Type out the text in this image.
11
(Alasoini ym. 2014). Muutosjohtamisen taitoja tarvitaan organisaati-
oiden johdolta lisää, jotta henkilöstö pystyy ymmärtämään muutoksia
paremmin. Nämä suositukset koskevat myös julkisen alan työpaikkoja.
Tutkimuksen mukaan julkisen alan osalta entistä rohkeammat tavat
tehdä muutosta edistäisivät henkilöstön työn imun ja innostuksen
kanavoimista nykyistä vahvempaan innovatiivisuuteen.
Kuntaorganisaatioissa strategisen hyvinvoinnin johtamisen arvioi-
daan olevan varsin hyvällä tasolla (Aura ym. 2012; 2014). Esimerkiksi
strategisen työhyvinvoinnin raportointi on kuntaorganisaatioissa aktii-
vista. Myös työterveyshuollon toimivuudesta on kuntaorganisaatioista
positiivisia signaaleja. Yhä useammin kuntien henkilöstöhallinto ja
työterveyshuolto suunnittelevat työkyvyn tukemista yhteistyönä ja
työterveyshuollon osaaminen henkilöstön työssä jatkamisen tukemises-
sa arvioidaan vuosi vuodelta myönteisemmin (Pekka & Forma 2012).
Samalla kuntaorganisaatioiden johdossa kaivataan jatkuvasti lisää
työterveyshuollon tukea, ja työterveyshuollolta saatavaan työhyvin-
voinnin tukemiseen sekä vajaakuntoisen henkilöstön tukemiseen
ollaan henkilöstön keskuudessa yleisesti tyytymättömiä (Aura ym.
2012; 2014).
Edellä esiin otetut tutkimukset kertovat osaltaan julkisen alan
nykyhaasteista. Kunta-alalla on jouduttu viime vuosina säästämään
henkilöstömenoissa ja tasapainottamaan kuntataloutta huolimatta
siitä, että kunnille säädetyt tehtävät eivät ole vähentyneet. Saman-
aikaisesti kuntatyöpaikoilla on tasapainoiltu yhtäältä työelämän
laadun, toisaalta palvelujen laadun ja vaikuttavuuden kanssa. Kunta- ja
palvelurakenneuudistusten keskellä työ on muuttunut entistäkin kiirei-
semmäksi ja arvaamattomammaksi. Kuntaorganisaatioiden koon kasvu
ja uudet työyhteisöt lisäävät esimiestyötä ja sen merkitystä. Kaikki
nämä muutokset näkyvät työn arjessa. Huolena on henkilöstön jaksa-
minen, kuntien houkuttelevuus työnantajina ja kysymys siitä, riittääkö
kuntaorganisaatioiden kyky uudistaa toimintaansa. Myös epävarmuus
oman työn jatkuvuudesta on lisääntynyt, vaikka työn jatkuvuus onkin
-----
— Exercise —
Establish how many lines of the material above hold the word "Aura". Nothing but the count should be returned.

— Answer for the task —
2